*Work instructions*: Copy the lines holding the word "Comets", all of them.

*Data provided*:

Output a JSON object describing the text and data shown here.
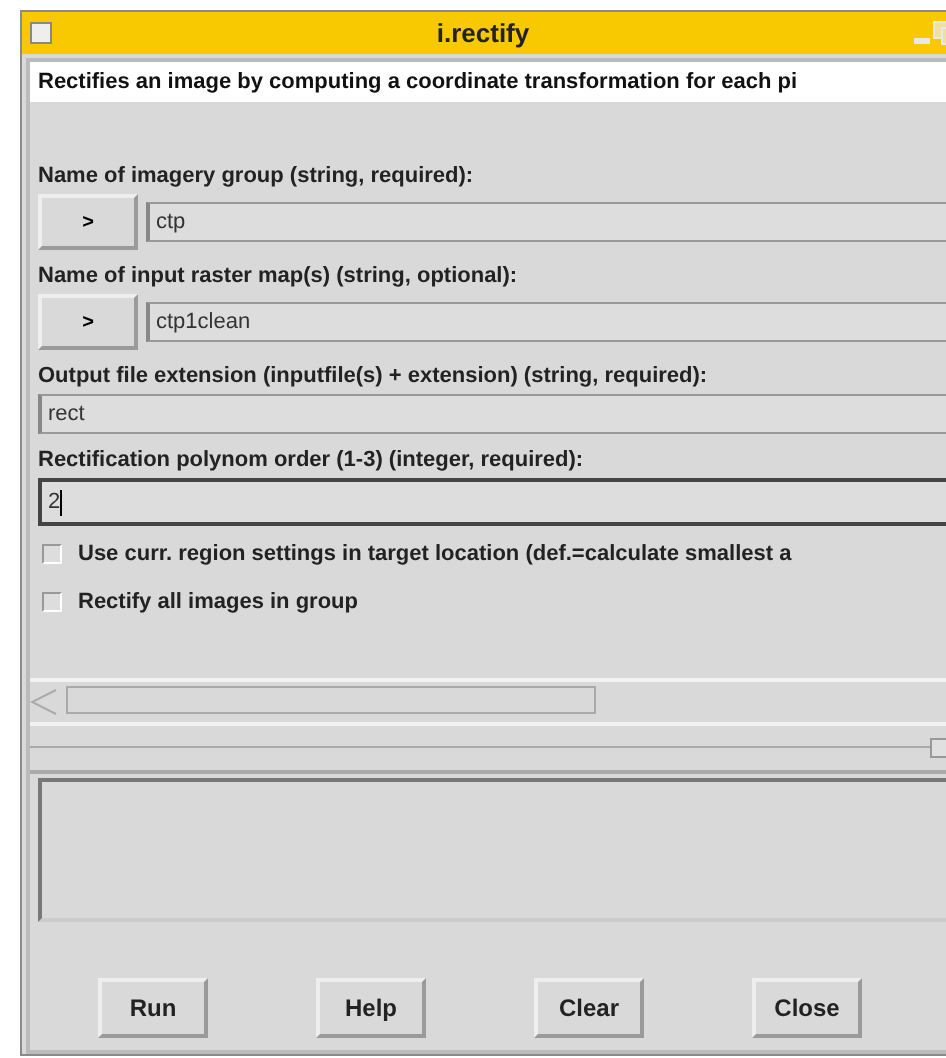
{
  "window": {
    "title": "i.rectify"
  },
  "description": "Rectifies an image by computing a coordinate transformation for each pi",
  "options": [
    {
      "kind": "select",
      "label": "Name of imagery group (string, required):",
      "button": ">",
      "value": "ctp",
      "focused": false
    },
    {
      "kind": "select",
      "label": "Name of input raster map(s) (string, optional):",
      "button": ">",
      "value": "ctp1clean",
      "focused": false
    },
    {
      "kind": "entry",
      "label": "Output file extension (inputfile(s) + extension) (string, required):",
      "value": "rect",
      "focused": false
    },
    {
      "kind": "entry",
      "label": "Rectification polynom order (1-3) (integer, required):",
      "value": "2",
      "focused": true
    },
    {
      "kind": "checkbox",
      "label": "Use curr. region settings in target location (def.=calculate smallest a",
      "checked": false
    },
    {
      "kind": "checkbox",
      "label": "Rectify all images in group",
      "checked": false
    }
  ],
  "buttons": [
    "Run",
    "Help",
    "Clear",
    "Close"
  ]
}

==

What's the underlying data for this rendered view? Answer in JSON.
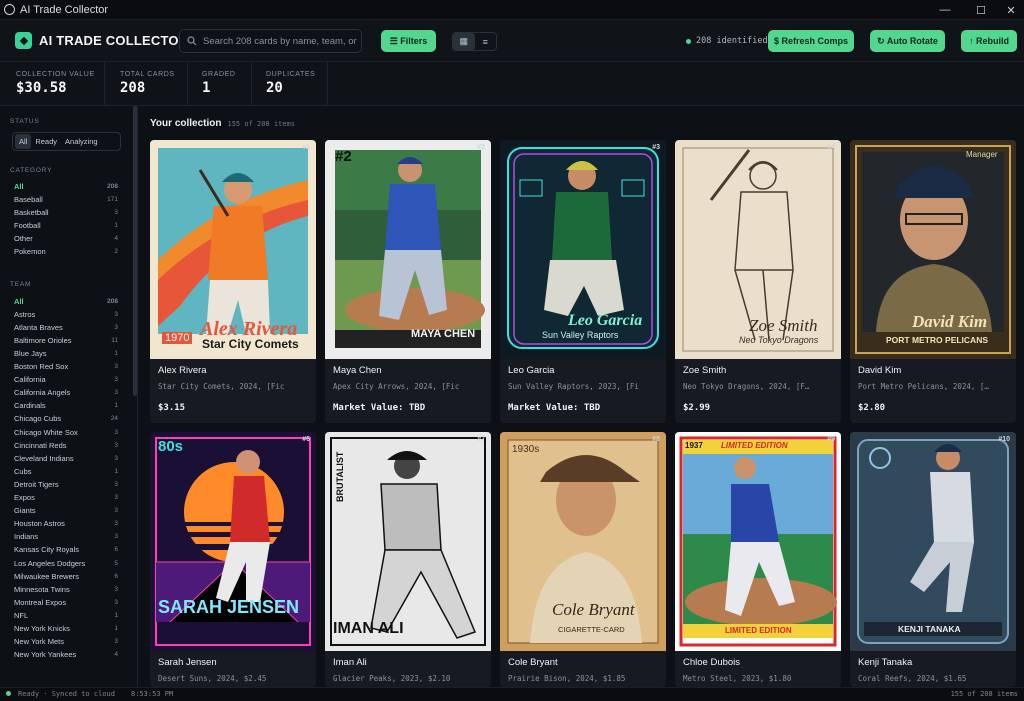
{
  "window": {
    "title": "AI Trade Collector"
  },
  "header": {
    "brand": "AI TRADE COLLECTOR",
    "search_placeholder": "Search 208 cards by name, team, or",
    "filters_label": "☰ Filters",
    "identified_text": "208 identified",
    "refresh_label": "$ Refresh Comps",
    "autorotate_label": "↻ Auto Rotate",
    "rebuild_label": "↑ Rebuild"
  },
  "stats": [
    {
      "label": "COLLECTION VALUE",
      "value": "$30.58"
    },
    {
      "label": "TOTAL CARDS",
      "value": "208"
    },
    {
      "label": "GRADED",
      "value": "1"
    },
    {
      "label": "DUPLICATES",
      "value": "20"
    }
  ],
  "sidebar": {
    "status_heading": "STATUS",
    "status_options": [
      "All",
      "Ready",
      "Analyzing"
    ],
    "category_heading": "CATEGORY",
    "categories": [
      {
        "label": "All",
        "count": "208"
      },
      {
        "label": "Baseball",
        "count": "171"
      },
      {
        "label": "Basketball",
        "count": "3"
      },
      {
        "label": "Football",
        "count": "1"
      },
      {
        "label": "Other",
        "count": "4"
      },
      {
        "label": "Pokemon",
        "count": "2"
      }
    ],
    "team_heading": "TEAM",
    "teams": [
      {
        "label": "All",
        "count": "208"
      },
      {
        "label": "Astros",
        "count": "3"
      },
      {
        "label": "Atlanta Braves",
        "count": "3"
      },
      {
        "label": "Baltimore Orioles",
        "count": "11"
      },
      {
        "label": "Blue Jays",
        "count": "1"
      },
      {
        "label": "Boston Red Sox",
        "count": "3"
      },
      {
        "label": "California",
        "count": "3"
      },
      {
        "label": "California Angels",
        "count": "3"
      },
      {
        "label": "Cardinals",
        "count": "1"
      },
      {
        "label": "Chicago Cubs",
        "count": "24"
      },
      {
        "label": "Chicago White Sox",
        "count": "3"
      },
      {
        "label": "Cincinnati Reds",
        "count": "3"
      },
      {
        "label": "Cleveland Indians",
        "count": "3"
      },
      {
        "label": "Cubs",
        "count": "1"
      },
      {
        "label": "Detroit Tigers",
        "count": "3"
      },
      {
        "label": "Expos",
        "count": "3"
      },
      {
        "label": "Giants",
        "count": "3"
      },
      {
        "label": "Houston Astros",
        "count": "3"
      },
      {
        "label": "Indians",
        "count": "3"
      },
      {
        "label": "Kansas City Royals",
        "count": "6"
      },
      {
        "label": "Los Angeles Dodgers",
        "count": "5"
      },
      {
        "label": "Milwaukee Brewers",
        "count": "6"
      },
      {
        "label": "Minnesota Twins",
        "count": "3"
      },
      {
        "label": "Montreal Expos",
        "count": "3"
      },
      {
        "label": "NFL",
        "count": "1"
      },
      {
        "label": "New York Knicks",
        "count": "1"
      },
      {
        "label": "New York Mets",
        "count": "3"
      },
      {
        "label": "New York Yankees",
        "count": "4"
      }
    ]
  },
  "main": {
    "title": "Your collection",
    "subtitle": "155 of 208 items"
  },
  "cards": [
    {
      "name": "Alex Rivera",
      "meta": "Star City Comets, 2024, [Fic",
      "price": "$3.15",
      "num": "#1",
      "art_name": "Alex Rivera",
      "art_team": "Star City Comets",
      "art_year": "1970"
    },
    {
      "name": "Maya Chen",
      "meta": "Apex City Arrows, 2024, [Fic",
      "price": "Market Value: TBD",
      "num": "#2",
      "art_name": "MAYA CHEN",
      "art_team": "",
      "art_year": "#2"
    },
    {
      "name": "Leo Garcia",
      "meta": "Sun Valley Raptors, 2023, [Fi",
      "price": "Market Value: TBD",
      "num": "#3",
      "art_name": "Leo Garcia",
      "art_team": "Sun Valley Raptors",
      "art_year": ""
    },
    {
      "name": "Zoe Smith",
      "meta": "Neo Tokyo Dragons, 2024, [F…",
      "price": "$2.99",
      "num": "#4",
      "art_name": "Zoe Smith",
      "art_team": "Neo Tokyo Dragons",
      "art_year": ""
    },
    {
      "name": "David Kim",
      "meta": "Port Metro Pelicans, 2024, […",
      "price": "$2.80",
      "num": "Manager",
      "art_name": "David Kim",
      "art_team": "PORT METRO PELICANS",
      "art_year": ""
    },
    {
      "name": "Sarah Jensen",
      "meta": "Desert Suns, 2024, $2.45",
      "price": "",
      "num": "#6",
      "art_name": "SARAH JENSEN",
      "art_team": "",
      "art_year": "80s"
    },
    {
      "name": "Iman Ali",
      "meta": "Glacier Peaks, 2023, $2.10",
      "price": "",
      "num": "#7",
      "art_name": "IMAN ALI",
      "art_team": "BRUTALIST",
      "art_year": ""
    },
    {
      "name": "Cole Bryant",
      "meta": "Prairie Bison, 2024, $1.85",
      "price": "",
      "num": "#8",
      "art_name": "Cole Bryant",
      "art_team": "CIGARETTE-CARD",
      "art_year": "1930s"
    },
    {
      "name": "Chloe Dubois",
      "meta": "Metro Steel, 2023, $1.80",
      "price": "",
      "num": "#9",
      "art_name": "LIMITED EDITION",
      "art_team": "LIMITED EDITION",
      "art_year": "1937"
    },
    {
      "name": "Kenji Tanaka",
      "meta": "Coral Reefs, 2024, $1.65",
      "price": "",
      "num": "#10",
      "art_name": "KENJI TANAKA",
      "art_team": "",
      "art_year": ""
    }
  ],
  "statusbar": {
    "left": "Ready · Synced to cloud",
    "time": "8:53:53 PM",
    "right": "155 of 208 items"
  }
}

*Task output*:
      "meta": "Star City Comets, 2024, [Fic",
      "art_team": "Star City Comets",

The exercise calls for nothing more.